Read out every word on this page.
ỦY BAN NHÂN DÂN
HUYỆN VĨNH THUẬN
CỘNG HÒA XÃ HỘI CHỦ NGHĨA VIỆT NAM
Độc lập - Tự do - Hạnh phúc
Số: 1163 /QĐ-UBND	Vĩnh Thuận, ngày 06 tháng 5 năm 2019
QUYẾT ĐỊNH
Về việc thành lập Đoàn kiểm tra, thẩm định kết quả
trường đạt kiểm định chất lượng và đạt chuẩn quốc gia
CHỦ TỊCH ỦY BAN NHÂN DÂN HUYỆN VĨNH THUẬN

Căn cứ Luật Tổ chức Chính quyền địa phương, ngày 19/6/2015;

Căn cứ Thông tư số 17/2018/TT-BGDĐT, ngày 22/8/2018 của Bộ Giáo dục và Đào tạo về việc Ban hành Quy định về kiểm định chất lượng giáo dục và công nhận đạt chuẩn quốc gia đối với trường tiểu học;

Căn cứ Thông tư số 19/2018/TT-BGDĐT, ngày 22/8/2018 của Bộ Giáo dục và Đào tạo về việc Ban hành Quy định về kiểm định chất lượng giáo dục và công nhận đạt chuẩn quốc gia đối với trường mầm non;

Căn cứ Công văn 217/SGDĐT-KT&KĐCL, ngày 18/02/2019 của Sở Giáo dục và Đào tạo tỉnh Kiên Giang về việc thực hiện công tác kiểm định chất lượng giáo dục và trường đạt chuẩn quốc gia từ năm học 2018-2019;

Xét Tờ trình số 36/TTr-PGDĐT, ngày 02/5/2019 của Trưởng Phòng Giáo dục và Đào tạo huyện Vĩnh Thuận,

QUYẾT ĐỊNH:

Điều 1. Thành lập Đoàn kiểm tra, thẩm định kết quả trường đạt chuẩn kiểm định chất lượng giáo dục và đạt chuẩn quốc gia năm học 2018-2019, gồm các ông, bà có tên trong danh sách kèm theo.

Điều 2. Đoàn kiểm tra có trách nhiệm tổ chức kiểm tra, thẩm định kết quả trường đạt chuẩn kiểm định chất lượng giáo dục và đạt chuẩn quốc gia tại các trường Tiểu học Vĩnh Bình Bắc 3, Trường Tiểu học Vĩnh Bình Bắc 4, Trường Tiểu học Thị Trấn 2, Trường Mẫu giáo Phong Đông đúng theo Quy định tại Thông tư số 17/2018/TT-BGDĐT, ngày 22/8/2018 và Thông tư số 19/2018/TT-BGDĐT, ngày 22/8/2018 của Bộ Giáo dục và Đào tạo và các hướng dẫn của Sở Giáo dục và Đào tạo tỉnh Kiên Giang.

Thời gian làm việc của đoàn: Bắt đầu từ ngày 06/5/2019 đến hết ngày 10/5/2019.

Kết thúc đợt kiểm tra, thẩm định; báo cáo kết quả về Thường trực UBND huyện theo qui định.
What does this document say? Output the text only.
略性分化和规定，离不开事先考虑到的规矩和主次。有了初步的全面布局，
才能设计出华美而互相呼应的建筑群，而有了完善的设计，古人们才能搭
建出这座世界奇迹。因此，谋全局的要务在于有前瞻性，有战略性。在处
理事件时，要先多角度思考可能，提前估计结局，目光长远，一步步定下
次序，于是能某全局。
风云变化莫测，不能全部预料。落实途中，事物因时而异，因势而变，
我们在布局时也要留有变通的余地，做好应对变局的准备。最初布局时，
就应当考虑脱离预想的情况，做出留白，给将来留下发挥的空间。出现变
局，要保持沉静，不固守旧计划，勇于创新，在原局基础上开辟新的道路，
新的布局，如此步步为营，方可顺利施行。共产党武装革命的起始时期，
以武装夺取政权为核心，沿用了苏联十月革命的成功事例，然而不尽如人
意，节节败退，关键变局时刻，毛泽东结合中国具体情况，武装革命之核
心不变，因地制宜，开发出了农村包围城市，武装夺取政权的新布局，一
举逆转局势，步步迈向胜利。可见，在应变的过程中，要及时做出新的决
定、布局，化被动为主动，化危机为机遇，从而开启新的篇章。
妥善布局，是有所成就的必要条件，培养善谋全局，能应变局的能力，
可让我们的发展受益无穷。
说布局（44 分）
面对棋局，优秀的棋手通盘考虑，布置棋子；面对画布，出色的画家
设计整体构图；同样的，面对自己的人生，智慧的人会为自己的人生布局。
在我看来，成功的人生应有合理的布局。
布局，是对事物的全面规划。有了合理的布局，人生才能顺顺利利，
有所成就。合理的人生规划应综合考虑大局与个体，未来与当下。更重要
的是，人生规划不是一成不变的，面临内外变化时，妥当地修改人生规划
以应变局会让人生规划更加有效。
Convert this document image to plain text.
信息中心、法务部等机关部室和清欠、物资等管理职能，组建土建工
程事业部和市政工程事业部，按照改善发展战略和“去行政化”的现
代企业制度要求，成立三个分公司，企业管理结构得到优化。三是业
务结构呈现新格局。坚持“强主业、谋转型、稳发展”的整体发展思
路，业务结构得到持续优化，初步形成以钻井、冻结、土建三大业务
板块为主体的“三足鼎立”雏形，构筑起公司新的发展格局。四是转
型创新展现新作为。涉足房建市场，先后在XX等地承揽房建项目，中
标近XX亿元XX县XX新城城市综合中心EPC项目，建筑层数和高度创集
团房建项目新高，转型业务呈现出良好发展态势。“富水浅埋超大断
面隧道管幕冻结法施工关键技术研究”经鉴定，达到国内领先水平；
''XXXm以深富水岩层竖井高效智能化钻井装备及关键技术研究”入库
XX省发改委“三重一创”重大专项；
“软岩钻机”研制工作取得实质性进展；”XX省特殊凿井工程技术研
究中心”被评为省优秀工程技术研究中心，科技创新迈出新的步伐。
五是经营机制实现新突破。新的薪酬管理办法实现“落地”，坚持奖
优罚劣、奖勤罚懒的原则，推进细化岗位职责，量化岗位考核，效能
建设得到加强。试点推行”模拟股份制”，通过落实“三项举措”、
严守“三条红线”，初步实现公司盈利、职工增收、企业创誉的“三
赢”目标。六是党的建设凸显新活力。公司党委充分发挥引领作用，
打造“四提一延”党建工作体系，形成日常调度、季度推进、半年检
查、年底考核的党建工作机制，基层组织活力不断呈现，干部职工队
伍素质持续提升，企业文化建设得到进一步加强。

● Task brief: Extract lines where the string "trường" occurs.

● Answer to the problem:
trường đạt kiểm định chất lượng và đạt chuẩn quốc gia
Căn cứ Thông tư số 17/2018/TT-BGDĐT, ngày 22/8/2018 của Bộ Giáo dục và Đào tạo về việc Ban hành Quy định về kiểm định chất lượng giáo dục và công nhận đạt chuẩn quốc gia đối với trường tiểu học;
Căn cứ Thông tư số 19/2018/TT-BGDĐT, ngày 22/8/2018 của Bộ Giáo dục và Đào tạo về việc Ban hành Quy định về kiểm định chất lượng giáo dục và công nhận đạt chuẩn quốc gia đối với trường mầm non;
Căn cứ Công văn 217/SGDĐT-KT&KĐCL, ngày 18/02/2019 của Sở Giáo dục và Đào tạo tỉnh Kiên Giang về việc thực hiện công tác kiểm định chất lượng giáo dục và trường đạt chuẩn quốc gia từ năm học 2018-2019;
Điều 1. Thành lập Đoàn kiểm tra, thẩm định kết quả trường đạt chuẩn kiểm định chất lượng giáo dục và đạt chuẩn quốc gia năm học 2018-2019, gồm các ông, bà có tên trong danh sách kèm theo.
Điều 2. Đoàn kiểm tra có trách nhiệm tổ chức kiểm tra, thẩm định kết quả trường đạt chuẩn kiểm định chất lượng giáo dục và đạt chuẩn quốc gia tại các trường Tiểu học Vĩnh Bình Bắc 3, Trường Tiểu học Vĩnh Bình Bắc 4, Trường Tiểu học Thị Trấn 2, Trường Mẫu giáo Phong Đông đúng theo Quy định tại Thông tư số 17/2018/TT-BGDĐT, ngày 22/8/2018 và Thông tư số 19/2018/TT-BGDĐT, ngày 22/8/2018 của Bộ Giáo dục và Đào tạo và các hướng dẫn của Sở Giáo dục và Đào tạo tỉnh Kiên Giang.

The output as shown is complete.